>> begin Records shown

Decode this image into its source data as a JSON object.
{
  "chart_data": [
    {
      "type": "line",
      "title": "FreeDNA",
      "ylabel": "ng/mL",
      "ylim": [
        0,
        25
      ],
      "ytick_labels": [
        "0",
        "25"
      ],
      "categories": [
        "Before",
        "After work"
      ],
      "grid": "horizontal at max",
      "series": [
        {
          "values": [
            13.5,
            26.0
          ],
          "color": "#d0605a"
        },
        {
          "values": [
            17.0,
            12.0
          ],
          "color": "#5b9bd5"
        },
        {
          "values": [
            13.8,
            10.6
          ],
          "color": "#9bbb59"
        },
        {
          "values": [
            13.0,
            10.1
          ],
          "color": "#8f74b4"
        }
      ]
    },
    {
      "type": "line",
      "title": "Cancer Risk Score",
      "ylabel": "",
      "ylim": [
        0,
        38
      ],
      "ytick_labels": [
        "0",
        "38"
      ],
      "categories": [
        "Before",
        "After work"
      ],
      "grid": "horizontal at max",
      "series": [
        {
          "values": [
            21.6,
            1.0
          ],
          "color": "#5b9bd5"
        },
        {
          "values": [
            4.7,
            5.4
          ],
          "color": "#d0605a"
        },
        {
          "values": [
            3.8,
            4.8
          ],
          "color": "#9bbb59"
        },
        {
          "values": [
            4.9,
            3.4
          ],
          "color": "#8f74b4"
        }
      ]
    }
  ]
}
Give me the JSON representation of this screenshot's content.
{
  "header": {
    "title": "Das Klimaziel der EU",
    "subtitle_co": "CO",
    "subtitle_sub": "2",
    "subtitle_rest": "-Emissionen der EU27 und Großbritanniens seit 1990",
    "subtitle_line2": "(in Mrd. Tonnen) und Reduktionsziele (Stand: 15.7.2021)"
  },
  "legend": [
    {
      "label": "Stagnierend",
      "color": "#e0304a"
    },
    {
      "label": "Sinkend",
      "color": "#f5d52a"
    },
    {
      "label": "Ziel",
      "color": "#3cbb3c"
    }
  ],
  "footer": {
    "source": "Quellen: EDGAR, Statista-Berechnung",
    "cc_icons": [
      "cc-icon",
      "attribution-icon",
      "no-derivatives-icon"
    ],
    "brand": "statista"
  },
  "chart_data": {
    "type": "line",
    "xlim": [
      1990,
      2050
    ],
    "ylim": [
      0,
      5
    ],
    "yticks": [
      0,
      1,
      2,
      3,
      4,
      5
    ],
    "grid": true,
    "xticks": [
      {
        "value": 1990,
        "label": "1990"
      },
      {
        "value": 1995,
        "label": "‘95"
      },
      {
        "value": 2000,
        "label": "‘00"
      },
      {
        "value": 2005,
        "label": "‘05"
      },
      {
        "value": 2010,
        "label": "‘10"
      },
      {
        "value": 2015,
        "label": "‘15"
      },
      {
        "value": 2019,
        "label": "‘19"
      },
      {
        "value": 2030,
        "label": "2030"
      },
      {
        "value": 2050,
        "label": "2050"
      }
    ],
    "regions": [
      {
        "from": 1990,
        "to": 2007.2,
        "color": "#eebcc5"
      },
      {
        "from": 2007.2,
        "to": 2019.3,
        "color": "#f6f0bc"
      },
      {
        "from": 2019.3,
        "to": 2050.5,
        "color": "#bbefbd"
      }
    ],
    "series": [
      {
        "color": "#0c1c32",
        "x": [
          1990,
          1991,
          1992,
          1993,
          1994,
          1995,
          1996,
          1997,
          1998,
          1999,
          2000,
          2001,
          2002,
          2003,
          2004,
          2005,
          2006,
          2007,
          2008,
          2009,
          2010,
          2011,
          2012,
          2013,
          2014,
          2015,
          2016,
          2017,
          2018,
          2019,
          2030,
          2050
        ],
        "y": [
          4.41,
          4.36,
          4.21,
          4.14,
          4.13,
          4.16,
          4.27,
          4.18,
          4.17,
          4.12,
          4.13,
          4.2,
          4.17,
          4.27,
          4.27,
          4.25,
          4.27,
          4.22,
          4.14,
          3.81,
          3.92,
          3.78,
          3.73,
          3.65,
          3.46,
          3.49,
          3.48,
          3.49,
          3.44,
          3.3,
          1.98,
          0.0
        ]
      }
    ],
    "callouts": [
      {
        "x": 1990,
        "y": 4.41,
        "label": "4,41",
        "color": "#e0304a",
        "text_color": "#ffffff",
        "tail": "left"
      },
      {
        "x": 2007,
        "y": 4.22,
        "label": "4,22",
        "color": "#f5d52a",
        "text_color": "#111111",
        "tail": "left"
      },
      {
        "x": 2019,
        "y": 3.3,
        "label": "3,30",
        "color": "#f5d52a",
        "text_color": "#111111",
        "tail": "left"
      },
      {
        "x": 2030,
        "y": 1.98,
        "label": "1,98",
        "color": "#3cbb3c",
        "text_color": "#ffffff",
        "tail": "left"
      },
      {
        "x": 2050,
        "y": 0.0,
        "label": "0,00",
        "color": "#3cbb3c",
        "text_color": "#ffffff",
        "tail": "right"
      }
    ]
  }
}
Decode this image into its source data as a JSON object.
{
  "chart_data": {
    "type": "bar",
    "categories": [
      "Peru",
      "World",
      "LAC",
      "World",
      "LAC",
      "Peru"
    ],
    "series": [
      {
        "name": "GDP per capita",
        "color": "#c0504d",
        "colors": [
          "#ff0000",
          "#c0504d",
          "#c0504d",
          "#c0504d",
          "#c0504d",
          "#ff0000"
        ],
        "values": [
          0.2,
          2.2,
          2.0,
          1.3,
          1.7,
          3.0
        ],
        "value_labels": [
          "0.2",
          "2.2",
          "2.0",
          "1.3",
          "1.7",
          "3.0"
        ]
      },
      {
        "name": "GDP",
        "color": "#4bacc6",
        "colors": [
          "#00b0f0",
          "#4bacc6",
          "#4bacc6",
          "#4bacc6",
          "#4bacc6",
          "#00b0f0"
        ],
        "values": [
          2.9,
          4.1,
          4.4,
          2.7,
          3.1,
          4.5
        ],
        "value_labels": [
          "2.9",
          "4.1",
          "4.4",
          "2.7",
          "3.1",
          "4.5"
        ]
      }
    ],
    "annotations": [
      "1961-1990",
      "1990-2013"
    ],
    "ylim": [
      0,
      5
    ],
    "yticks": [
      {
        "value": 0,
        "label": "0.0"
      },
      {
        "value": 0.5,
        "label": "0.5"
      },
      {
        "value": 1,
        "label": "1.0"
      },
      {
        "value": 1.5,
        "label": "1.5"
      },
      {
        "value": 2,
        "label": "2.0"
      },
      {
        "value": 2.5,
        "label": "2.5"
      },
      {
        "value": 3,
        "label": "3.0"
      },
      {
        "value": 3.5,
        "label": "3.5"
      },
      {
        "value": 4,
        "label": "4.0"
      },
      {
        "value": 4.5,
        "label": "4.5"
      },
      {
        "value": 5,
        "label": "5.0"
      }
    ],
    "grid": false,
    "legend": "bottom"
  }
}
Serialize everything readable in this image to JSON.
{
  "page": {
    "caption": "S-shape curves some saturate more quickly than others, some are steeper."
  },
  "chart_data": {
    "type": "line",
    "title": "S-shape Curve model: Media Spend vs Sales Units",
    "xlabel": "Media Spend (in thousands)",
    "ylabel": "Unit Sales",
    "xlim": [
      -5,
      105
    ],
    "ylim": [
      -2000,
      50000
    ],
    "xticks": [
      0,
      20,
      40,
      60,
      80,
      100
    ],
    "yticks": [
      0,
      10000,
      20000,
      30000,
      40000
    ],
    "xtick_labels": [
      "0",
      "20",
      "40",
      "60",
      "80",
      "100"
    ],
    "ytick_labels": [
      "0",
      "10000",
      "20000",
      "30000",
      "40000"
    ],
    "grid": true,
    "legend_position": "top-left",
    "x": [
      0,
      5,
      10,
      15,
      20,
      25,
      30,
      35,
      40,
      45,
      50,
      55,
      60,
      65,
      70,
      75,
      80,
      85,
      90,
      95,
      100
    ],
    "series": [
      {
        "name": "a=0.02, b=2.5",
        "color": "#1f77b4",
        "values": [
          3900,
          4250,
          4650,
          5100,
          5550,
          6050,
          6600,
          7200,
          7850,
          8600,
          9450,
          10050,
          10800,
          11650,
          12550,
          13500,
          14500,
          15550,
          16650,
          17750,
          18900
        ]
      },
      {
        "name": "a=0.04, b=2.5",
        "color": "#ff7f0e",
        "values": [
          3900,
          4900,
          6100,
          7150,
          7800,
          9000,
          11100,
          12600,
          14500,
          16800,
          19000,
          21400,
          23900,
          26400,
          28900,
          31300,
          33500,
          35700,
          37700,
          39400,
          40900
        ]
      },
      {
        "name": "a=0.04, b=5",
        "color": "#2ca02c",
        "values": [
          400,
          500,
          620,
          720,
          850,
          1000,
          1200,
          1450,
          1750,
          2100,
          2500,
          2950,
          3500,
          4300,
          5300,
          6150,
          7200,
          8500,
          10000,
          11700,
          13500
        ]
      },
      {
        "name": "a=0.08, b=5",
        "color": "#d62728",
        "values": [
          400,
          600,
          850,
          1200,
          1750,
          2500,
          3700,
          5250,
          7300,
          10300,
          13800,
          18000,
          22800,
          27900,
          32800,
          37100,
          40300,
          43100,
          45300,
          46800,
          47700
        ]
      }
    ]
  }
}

>> end Records shown

* _Your task_
Reproduce every line of the listing above in which the string "Spend" appears.

* _Exercise result_
    "title": "S-shape Curve model: Media Spend vs Sales Units",
    "xlabel": "Media Spend (in thousands)",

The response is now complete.